A block of data:
**********

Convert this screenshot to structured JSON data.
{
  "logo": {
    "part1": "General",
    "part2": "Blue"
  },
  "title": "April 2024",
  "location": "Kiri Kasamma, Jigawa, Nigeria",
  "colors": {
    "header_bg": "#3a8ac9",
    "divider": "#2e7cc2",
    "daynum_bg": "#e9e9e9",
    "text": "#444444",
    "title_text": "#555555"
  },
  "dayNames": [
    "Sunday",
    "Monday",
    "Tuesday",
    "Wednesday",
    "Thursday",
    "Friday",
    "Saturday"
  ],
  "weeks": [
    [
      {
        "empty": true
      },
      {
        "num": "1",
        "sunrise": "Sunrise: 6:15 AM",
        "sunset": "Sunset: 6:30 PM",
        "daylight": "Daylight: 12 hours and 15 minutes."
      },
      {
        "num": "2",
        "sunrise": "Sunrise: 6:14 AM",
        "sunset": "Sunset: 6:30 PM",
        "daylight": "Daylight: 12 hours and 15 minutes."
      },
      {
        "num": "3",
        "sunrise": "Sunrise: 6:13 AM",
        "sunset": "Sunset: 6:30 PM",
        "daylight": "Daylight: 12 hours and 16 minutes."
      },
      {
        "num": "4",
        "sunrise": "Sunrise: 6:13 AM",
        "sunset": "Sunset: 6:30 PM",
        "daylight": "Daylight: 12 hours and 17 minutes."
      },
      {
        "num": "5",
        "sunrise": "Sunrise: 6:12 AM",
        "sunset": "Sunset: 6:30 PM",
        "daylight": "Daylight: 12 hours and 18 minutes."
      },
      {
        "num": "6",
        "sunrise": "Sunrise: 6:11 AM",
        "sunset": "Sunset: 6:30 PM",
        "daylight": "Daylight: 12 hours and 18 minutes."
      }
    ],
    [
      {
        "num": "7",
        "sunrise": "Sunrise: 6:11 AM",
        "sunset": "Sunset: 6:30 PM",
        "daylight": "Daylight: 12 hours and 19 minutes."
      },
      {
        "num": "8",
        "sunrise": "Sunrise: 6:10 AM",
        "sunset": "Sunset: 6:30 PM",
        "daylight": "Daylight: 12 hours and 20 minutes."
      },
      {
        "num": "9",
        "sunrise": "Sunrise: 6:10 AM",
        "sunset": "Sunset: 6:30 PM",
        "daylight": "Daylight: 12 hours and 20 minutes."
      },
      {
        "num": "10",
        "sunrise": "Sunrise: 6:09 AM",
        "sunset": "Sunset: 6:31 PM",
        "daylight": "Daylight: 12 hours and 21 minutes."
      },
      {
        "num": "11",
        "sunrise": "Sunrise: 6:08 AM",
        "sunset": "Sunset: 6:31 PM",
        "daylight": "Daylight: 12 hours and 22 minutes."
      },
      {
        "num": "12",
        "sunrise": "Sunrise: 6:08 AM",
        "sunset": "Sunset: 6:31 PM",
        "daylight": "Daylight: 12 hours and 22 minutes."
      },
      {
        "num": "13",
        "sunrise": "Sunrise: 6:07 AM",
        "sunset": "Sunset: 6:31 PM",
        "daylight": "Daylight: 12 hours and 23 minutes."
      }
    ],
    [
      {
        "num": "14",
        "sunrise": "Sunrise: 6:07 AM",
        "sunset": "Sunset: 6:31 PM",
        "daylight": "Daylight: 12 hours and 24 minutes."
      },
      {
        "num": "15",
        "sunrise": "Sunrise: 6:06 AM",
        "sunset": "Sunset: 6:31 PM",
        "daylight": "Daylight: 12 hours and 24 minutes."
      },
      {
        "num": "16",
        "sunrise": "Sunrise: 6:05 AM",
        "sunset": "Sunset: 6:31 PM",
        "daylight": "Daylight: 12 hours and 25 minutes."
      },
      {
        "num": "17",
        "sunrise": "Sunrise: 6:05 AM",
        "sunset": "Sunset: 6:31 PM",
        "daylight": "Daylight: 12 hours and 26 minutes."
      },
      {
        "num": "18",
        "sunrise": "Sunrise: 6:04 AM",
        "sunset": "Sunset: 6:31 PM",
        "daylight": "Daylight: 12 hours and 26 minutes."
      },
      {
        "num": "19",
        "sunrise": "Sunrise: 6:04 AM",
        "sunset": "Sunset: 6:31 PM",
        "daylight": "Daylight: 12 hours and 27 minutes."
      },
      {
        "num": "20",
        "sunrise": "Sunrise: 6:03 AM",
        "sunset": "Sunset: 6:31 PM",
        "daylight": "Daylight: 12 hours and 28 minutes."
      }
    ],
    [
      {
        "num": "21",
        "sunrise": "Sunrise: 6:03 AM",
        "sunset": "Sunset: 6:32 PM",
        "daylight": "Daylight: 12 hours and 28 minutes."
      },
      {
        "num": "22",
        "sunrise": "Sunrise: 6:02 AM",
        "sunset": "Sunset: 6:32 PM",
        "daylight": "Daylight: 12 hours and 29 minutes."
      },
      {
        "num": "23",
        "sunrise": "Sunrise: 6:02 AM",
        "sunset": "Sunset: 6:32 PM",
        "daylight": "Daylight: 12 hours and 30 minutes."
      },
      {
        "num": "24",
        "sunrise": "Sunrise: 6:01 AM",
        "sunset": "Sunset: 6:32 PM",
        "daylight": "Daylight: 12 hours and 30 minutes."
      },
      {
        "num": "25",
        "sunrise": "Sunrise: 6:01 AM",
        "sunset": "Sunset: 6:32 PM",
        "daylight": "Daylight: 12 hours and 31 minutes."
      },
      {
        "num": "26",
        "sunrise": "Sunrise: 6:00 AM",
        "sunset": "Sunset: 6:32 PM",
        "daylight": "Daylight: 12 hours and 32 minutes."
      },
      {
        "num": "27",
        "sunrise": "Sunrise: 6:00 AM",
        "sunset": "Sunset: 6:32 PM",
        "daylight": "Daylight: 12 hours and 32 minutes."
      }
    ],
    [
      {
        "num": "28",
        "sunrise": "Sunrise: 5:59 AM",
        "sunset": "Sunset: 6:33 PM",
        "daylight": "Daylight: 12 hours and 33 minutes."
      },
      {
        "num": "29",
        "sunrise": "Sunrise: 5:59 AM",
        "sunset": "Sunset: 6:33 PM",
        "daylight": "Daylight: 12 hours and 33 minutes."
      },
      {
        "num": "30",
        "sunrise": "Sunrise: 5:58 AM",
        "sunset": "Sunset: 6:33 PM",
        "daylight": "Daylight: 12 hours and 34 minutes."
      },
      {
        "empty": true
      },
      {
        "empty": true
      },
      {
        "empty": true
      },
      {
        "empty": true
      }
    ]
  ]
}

**********

Set out the complete listing exactly as shown.

In response:
Convert this screenshot to structured JSON data.
{
  "logo": {
    "part1": "General",
    "part2": "Blue"
  },
  "title": "April 2024",
  "location": "Kiri Kasamma, Jigawa, Nigeria",
  "colors": {
    "header_bg": "#3a8ac9",
    "divider": "#2e7cc2",
    "daynum_bg": "#e9e9e9",
    "text": "#444444",
    "title_text": "#555555"
  },
  "dayNames": [
    "Sunday",
    "Monday",
    "Tuesday",
    "Wednesday",
    "Thursday",
    "Friday",
    "Saturday"
  ],
  "weeks": [
    [
      {
        "empty": true
      },
      {
        "num": "1",
        "sunrise": "Sunrise: 6:15 AM",
        "sunset": "Sunset: 6:30 PM",
        "daylight": "Daylight: 12 hours and 15 minutes."
      },
      {
        "num": "2",
        "sunrise": "Sunrise: 6:14 AM",
        "sunset": "Sunset: 6:30 PM",
        "daylight": "Daylight: 12 hours and 15 minutes."
      },
      {
        "num": "3",
        "sunrise": "Sunrise: 6:13 AM",
        "sunset": "Sunset: 6:30 PM",
        "daylight": "Daylight: 12 hours and 16 minutes."
      },
      {
        "num": "4",
        "sunrise": "Sunrise: 6:13 AM",
        "sunset": "Sunset: 6:30 PM",
        "daylight": "Daylight: 12 hours and 17 minutes."
      },
      {
        "num": "5",
        "sunrise": "Sunrise: 6:12 AM",
        "sunset": "Sunset: 6:30 PM",
        "daylight": "Daylight: 12 hours and 18 minutes."
      },
      {
        "num": "6",
        "sunrise": "Sunrise: 6:11 AM",
        "sunset": "Sunset: 6:30 PM",
        "daylight": "Daylight: 12 hours and 18 minutes."
      }
    ],
    [
      {
        "num": "7",
        "sunrise": "Sunrise: 6:11 AM",
        "sunset": "Sunset: 6:30 PM",
        "daylight": "Daylight: 12 hours and 19 minutes."
      },
      {
        "num": "8",
        "sunrise": "Sunrise: 6:10 AM",
        "sunset": "Sunset: 6:30 PM",
        "daylight": "Daylight: 12 hours and 20 minutes."
      },
      {
        "num": "9",
        "sunrise": "Sunrise: 6:10 AM",
        "sunset": "Sunset: 6:30 PM",
        "daylight": "Daylight: 12 hours and 20 minutes."
      },
      {
        "num": "10",
        "sunrise": "Sunrise: 6:09 AM",
        "sunset": "Sunset: 6:31 PM",
        "daylight": "Daylight: 12 hours and 21 minutes."
      },
      {
        "num": "11",
        "sunrise": "Sunrise: 6:08 AM",
        "sunset": "Sunset: 6:31 PM",
        "daylight": "Daylight: 12 hours and 22 minutes."
      },
      {
        "num": "12",
        "sunrise": "Sunrise: 6:08 AM",
        "sunset": "Sunset: 6:31 PM",
        "daylight": "Daylight: 12 hours and 22 minutes."
      },
      {
        "num": "13",
        "sunrise": "Sunrise: 6:07 AM",
        "sunset": "Sunset: 6:31 PM",
        "daylight": "Daylight: 12 hours and 23 minutes."
      }
    ],
    [
      {
        "num": "14",
        "sunrise": "Sunrise: 6:07 AM",
        "sunset": "Sunset: 6:31 PM",
        "daylight": "Daylight: 12 hours and 24 minutes."
      },
      {
        "num": "15",
        "sunrise": "Sunrise: 6:06 AM",
        "sunset": "Sunset: 6:31 PM",
        "daylight": "Daylight: 12 hours and 24 minutes."
      },
      {
        "num": "16",
        "sunrise": "Sunrise: 6:05 AM",
        "sunset": "Sunset: 6:31 PM",
        "daylight": "Daylight: 12 hours and 25 minutes."
      },
      {
        "num": "17",
        "sunrise": "Sunrise: 6:05 AM",
        "sunset": "Sunset: 6:31 PM",
        "daylight": "Daylight: 12 hours and 26 minutes."
      },
      {
        "num": "18",
        "sunrise": "Sunrise: 6:04 AM",
        "sunset": "Sunset: 6:31 PM",
        "daylight": "Daylight: 12 hours and 26 minutes."
      },
      {
        "num": "19",
        "sunrise": "Sunrise: 6:04 AM",
        "sunset": "Sunset: 6:31 PM",
        "daylight": "Daylight: 12 hours and 27 minutes."
      },
      {
        "num": "20",
        "sunrise": "Sunrise: 6:03 AM",
        "sunset": "Sunset: 6:31 PM",
        "daylight": "Daylight: 12 hours and 28 minutes."
      }
    ],
    [
      {
        "num": "21",
        "sunrise": "Sunrise: 6:03 AM",
        "sunset": "Sunset: 6:32 PM",
        "daylight": "Daylight: 12 hours and 28 minutes."
      },
      {
        "num": "22",
        "sunrise": "Sunrise: 6:02 AM",
        "sunset": "Sunset: 6:32 PM",
        "daylight": "Daylight: 12 hours and 29 minutes."
      },
      {
        "num": "23",
        "sunrise": "Sunrise: 6:02 AM",
        "sunset": "Sunset: 6:32 PM",
        "daylight": "Daylight: 12 hours and 30 minutes."
      },
      {
        "num": "24",
        "sunrise": "Sunrise: 6:01 AM",
        "sunset": "Sunset: 6:32 PM",
        "daylight": "Daylight: 12 hours and 30 minutes."
      },
      {
        "num": "25",
        "sunrise": "Sunrise: 6:01 AM",
        "sunset": "Sunset: 6:32 PM",
        "daylight": "Daylight: 12 hours and 31 minutes."
      },
      {
        "num": "26",
        "sunrise": "Sunrise: 6:00 AM",
        "sunset": "Sunset: 6:32 PM",
        "daylight": "Daylight: 12 hours and 32 minutes."
      },
      {
        "num": "27",
        "sunrise": "Sunrise: 6:00 AM",
        "sunset": "Sunset: 6:32 PM",
        "daylight": "Daylight: 12 hours and 32 minutes."
      }
    ],
    [
      {
        "num": "28",
        "sunrise": "Sunrise: 5:59 AM",
        "sunset": "Sunset: 6:33 PM",
        "daylight": "Daylight: 12 hours and 33 minutes."
      },
      {
        "num": "29",
        "sunrise": "Sunrise: 5:59 AM",
        "sunset": "Sunset: 6:33 PM",
        "daylight": "Daylight: 12 hours and 33 minutes."
      },
      {
        "num": "30",
        "sunrise": "Sunrise: 5:58 AM",
        "sunset": "Sunset: 6:33 PM",
        "daylight": "Daylight: 12 hours and 34 minutes."
      },
      {
        "empty": true
      },
      {
        "empty": true
      },
      {
        "empty": true
      },
      {
        "empty": true
      }
    ]
  ]
}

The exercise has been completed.